Requirement = Transcribe the entries that follow exactly as they appear, minus pictures.

Data for the task =
=======

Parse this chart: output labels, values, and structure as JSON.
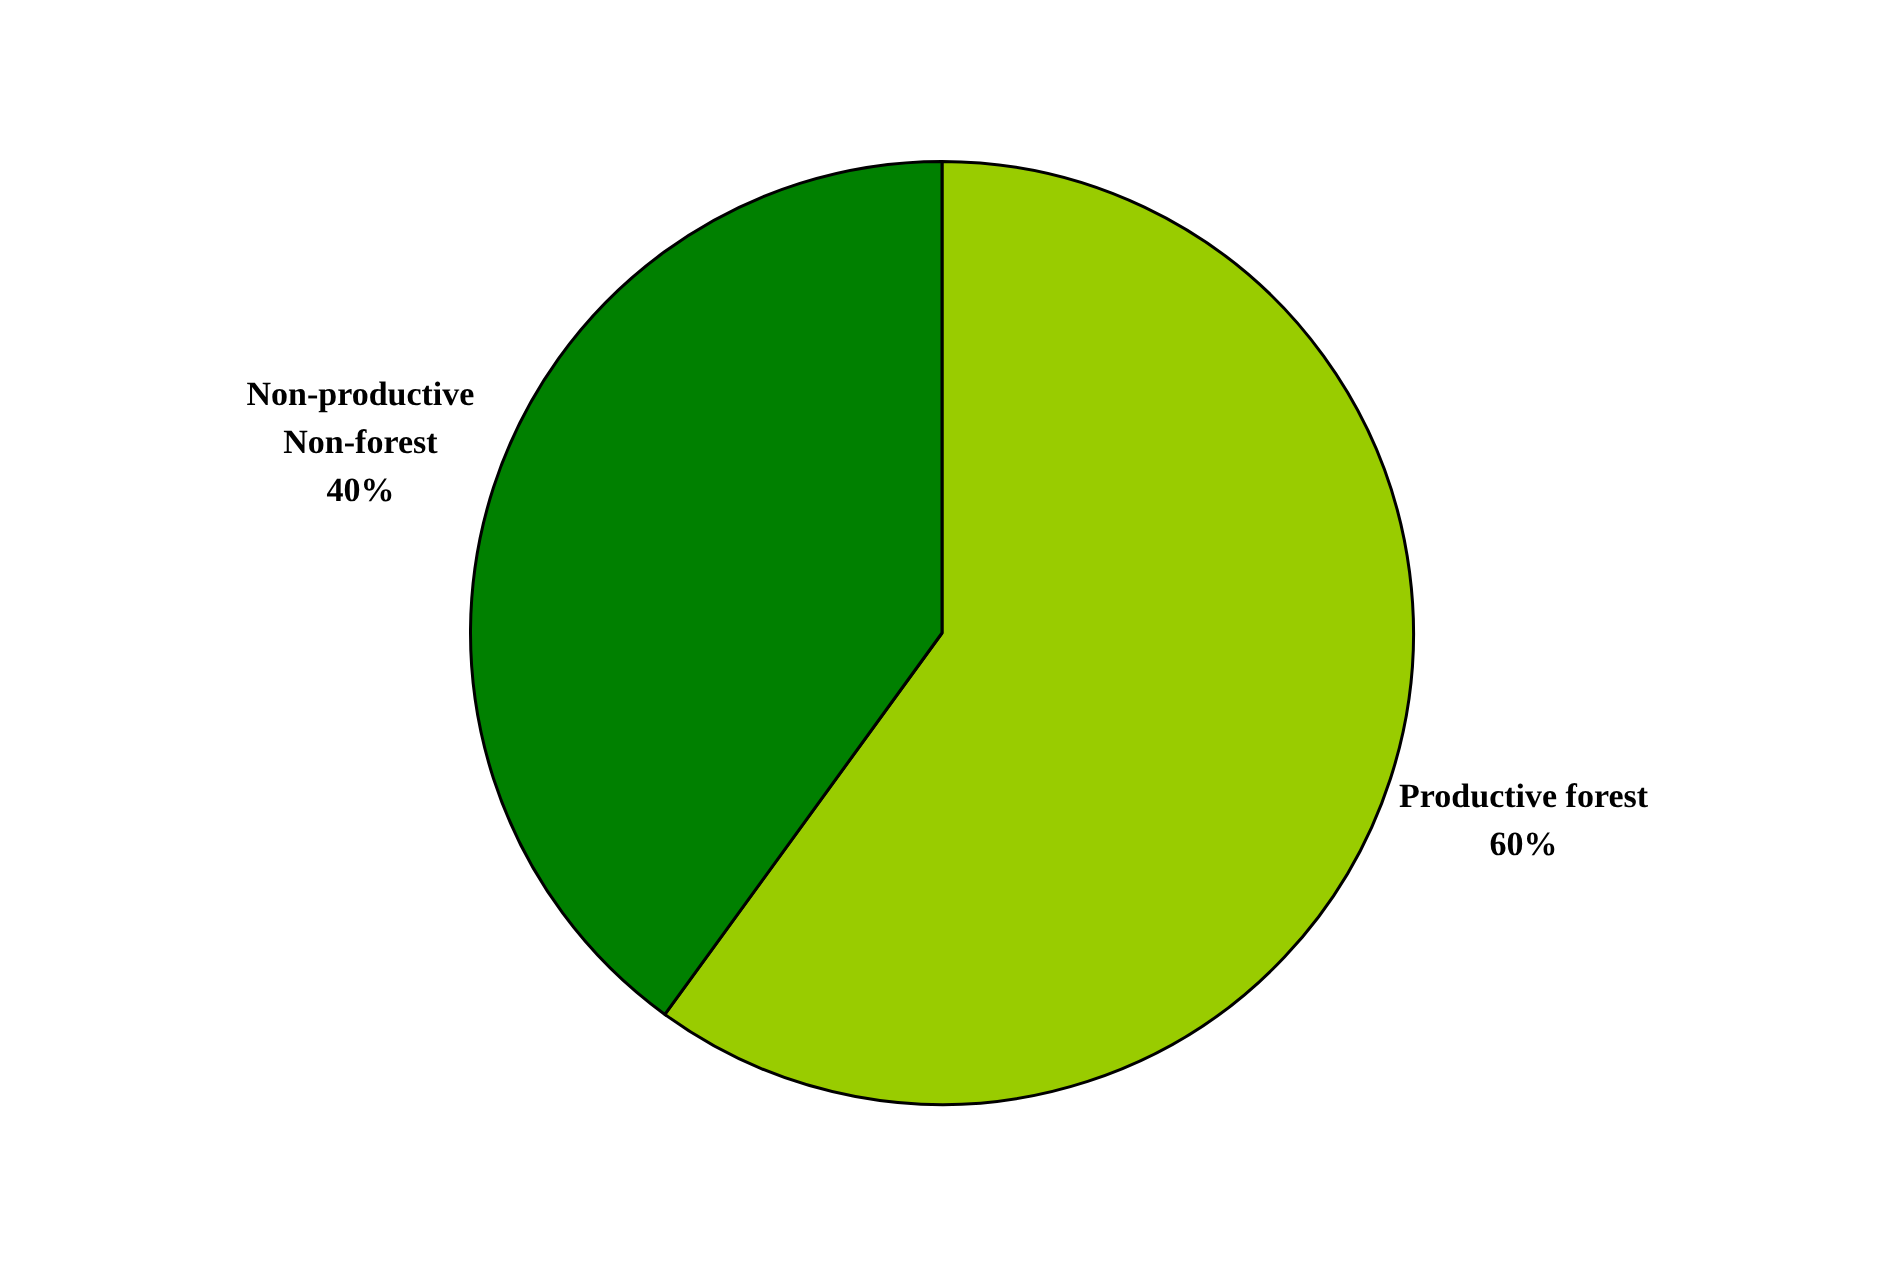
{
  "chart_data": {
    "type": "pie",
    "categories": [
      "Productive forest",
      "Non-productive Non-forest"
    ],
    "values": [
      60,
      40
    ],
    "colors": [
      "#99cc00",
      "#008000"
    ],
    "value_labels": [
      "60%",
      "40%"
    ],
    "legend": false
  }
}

=======

Answer in full =
Parse this chart: output labels, values, and structure as JSON.
{
  "chart_data": {
    "type": "pie",
    "categories": [
      "Productive forest",
      "Non-productive Non-forest"
    ],
    "values": [
      60,
      40
    ],
    "colors": [
      "#99cc00",
      "#008000"
    ],
    "value_labels": [
      "60%",
      "40%"
    ],
    "legend": false
  }
}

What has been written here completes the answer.